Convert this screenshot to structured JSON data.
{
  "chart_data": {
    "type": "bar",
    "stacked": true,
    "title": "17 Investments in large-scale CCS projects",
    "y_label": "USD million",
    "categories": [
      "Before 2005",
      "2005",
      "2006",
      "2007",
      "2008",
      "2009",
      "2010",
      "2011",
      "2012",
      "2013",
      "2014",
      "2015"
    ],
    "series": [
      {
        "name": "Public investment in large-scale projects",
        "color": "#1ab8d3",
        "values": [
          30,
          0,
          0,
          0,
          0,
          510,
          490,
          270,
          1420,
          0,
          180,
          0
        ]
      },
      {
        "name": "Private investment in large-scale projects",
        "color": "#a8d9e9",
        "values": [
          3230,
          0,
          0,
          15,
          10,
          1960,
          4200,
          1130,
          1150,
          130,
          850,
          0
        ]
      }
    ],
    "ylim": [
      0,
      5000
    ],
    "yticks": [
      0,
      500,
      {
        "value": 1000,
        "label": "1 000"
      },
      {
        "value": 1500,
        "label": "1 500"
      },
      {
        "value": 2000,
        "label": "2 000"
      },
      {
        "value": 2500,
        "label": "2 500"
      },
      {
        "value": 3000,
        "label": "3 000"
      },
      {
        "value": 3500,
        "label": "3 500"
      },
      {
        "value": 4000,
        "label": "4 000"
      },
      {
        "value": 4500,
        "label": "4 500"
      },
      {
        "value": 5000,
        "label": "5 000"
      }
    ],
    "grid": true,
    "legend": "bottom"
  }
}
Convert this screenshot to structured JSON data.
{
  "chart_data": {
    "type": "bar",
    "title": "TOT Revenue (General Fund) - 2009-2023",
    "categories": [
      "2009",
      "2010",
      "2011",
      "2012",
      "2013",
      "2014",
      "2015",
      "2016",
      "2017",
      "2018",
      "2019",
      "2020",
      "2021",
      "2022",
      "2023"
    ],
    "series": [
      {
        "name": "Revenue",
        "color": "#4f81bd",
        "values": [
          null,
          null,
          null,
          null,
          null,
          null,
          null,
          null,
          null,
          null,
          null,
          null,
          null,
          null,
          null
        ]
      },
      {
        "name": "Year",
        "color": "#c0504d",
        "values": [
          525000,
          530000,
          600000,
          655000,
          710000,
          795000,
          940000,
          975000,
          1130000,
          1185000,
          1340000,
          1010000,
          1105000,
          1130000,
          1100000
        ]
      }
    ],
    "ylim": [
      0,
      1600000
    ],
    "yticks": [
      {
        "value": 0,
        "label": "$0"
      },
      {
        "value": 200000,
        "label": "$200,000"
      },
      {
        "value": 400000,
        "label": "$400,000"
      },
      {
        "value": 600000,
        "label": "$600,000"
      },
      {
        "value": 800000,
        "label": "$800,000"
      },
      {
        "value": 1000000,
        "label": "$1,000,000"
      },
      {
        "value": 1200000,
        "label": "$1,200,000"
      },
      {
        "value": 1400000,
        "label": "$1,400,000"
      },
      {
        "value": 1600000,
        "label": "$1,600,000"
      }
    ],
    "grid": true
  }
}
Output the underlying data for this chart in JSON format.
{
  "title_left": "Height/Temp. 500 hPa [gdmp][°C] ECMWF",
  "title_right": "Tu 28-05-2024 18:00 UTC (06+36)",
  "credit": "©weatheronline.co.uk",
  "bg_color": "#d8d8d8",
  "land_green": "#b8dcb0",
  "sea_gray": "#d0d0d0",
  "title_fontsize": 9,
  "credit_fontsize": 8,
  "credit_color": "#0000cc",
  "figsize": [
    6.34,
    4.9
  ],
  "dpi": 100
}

▬▬▬

# What needs to be done
Reproduce every entry shown above, precisely as it stands.

# Complete answer
Convert this screenshot to structured JSON data.
{
  "chart_data": {
    "type": "bar",
    "stacked": true,
    "title": "17 Investments in large-scale CCS projects",
    "y_label": "USD million",
    "categories": [
      "Before 2005",
      "2005",
      "2006",
      "2007",
      "2008",
      "2009",
      "2010",
      "2011",
      "2012",
      "2013",
      "2014",
      "2015"
    ],
    "series": [
      {
        "name": "Public investment in large-scale projects",
        "color": "#1ab8d3",
        "values": [
          30,
          0,
          0,
          0,
          0,
          510,
          490,
          270,
          1420,
          0,
          180,
          0
        ]
      },
      {
        "name": "Private investment in large-scale projects",
        "color": "#a8d9e9",
        "values": [
          3230,
          0,
          0,
          15,
          10,
          1960,
          4200,
          1130,
          1150,
          130,
          850,
          0
        ]
      }
    ],
    "ylim": [
      0,
      5000
    ],
    "yticks": [
      0,
      500,
      {
        "value": 1000,
        "label": "1 000"
      },
      {
        "value": 1500,
        "label": "1 500"
      },
      {
        "value": 2000,
        "label": "2 000"
      },
      {
        "value": 2500,
        "label": "2 500"
      },
      {
        "value": 3000,
        "label": "3 000"
      },
      {
        "value": 3500,
        "label": "3 500"
      },
      {
        "value": 4000,
        "label": "4 000"
      },
      {
        "value": 4500,
        "label": "4 500"
      },
      {
        "value": 5000,
        "label": "5 000"
      }
    ],
    "grid": true,
    "legend": "bottom"
  }
}
Convert this screenshot to structured JSON data.
{
  "chart_data": {
    "type": "bar",
    "title": "TOT Revenue (General Fund) - 2009-2023",
    "categories": [
      "2009",
      "2010",
      "2011",
      "2012",
      "2013",
      "2014",
      "2015",
      "2016",
      "2017",
      "2018",
      "2019",
      "2020",
      "2021",
      "2022",
      "2023"
    ],
    "series": [
      {
        "name": "Revenue",
        "color": "#4f81bd",
        "values": [
          null,
          null,
          null,
          null,
          null,
          null,
          null,
          null,
          null,
          null,
          null,
          null,
          null,
          null,
          null
        ]
      },
      {
        "name": "Year",
        "color": "#c0504d",
        "values": [
          525000,
          530000,
          600000,
          655000,
          710000,
          795000,
          940000,
          975000,
          1130000,
          1185000,
          1340000,
          1010000,
          1105000,
          1130000,
          1100000
        ]
      }
    ],
    "ylim": [
      0,
      1600000
    ],
    "yticks": [
      {
        "value": 0,
        "label": "$0"
      },
      {
        "value": 200000,
        "label": "$200,000"
      },
      {
        "value": 400000,
        "label": "$400,000"
      },
      {
        "value": 600000,
        "label": "$600,000"
      },
      {
        "value": 800000,
        "label": "$800,000"
      },
      {
        "value": 1000000,
        "label": "$1,000,000"
      },
      {
        "value": 1200000,
        "label": "$1,200,000"
      },
      {
        "value": 1400000,
        "label": "$1,400,000"
      },
      {
        "value": 1600000,
        "label": "$1,600,000"
      }
    ],
    "grid": true
  }
}
Output the underlying data for this chart in JSON format.
{
  "title_left": "Height/Temp. 500 hPa [gdmp][°C] ECMWF",
  "title_right": "Tu 28-05-2024 18:00 UTC (06+36)",
  "credit": "©weatheronline.co.uk",
  "bg_color": "#d8d8d8",
  "land_green": "#b8dcb0",
  "sea_gray": "#d0d0d0",
  "title_fontsize": 9,
  "credit_fontsize": 8,
  "credit_color": "#0000cc",
  "figsize": [
    6.34,
    4.9
  ],
  "dpi": 100
}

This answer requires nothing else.